## EXERCISE DIRECTIONS
Gather all lines from the material that contain "svého".
########
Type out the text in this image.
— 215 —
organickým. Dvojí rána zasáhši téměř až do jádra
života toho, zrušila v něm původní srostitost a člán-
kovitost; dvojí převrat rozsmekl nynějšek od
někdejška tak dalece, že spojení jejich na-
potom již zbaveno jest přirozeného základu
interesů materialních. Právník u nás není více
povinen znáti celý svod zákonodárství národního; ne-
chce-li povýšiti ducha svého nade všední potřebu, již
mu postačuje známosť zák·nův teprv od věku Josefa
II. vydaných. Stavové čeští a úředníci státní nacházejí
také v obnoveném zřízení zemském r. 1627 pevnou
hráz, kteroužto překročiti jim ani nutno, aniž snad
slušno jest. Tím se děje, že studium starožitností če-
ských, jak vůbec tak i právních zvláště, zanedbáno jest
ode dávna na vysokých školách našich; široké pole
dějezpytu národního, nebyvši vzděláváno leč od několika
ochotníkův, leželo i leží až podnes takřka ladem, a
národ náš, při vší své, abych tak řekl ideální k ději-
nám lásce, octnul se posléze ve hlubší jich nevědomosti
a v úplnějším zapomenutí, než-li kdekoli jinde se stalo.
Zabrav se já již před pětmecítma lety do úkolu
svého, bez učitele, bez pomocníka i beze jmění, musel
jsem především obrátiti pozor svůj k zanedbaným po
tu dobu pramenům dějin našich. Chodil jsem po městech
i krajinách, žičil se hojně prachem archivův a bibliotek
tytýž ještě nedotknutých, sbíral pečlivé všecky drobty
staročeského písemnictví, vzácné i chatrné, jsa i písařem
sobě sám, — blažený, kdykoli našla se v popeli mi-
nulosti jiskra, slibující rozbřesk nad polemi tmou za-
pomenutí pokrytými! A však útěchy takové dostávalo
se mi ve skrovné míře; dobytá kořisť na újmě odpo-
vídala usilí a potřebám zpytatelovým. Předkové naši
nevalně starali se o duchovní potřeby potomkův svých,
########
## WRITTEN ANSWER
chce-li povýšiti ducha svého nade všední potřebu, již
svého, bez učitele, bez pomocníka i beze jmění, musel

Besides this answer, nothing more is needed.